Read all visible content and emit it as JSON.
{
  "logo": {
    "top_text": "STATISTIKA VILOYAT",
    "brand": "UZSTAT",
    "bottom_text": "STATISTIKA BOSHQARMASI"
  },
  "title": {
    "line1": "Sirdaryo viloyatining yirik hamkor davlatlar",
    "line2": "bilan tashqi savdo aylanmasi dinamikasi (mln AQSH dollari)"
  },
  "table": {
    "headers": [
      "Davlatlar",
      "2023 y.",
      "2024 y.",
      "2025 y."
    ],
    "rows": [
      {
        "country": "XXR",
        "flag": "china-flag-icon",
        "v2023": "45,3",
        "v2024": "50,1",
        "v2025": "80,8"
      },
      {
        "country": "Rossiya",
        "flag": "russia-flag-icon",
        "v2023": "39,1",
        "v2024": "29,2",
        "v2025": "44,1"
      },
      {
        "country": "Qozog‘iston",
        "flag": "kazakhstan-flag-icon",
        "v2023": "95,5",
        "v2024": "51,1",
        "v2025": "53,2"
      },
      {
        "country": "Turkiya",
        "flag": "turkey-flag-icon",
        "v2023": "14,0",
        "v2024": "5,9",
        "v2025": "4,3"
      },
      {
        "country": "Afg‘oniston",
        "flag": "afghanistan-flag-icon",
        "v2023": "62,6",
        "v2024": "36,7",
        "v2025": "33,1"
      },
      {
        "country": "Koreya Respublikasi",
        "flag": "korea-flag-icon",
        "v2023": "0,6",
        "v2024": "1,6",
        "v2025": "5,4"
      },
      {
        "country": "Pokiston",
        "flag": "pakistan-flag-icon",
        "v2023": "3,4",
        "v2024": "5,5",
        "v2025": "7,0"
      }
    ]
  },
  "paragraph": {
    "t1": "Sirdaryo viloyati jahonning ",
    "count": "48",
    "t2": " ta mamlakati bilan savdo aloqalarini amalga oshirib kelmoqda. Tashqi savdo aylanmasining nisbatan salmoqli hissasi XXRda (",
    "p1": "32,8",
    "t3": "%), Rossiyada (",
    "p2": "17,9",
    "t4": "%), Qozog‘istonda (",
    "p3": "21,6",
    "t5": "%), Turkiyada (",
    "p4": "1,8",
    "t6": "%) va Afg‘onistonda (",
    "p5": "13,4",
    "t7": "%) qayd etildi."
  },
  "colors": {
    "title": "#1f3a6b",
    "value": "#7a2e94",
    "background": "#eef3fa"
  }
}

────

— Work required —
State how many lines include the string "Sirdaryo". Give no other information.

— Expected answer —
2